◆ To do: Print all the entries verbatim.

Dataset records

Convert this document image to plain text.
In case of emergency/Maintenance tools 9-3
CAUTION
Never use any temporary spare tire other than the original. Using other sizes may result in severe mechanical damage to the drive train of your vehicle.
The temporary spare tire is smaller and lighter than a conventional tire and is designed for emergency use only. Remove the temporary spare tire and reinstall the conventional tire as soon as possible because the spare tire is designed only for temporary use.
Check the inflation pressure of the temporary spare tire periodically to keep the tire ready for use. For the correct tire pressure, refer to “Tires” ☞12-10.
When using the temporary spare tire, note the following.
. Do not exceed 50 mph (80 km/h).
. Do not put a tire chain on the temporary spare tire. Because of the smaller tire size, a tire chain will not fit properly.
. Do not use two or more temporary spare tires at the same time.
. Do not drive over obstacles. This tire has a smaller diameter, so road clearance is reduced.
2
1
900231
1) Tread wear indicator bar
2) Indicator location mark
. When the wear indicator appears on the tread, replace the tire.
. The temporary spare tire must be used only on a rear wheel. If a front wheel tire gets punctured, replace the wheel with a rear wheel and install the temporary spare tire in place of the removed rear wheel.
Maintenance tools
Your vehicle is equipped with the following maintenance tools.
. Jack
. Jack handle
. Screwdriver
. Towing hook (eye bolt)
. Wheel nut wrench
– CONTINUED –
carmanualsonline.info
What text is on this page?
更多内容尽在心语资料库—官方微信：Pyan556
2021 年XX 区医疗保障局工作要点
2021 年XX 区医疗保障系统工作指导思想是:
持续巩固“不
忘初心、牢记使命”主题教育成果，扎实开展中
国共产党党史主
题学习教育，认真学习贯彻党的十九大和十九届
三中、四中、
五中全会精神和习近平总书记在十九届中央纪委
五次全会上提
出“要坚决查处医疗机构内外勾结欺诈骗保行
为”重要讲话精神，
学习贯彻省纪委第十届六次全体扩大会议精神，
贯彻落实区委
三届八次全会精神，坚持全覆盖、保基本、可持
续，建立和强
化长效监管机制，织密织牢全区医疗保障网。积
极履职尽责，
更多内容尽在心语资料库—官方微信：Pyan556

◆ Response:
Convert this document image to plain text.
In case of emergency/Maintenance tools 9-3
CAUTION
Never use any temporary spare tire other than the original. Using other sizes may result in severe mechanical damage to the drive train of your vehicle.
The temporary spare tire is smaller and lighter than a conventional tire and is designed for emergency use only. Remove the temporary spare tire and reinstall the conventional tire as soon as possible because the spare tire is designed only for temporary use.
Check the inflation pressure of the temporary spare tire periodically to keep the tire ready for use. For the correct tire pressure, refer to “Tires” ☞12-10.
When using the temporary spare tire, note the following.
. Do not exceed 50 mph (80 km/h).
. Do not put a tire chain on the temporary spare tire. Because of the smaller tire size, a tire chain will not fit properly.
. Do not use two or more temporary spare tires at the same time.
. Do not drive over obstacles. This tire has a smaller diameter, so road clearance is reduced.
2
1
900231
1) Tread wear indicator bar
2) Indicator location mark
. When the wear indicator appears on the tread, replace the tire.
. The temporary spare tire must be used only on a rear wheel. If a front wheel tire gets punctured, replace the wheel with a rear wheel and install the temporary spare tire in place of the removed rear wheel.
Maintenance tools
Your vehicle is equipped with the following maintenance tools.
. Jack
. Jack handle
. Screwdriver
. Towing hook (eye bolt)
. Wheel nut wrench
– CONTINUED –
carmanualsonline.info
What text is on this page?
更多内容尽在心语资料库—官方微信：Pyan556
2021 年XX 区医疗保障局工作要点
2021 年XX 区医疗保障系统工作指导思想是:
持续巩固“不
忘初心、牢记使命”主题教育成果，扎实开展中
国共产党党史主
题学习教育，认真学习贯彻党的十九大和十九届
三中、四中、
五中全会精神和习近平总书记在十九届中央纪委
五次全会上提
出“要坚决查处医疗机构内外勾结欺诈骗保行
为”重要讲话精神，
学习贯彻省纪委第十届六次全体扩大会议精神，
贯彻落实区委
三届八次全会精神，坚持全覆盖、保基本、可持
续，建立和强
化长效监管机制，织密织牢全区医疗保障网。积
极履职尽责，
更多内容尽在心语资料库—官方微信：Pyan556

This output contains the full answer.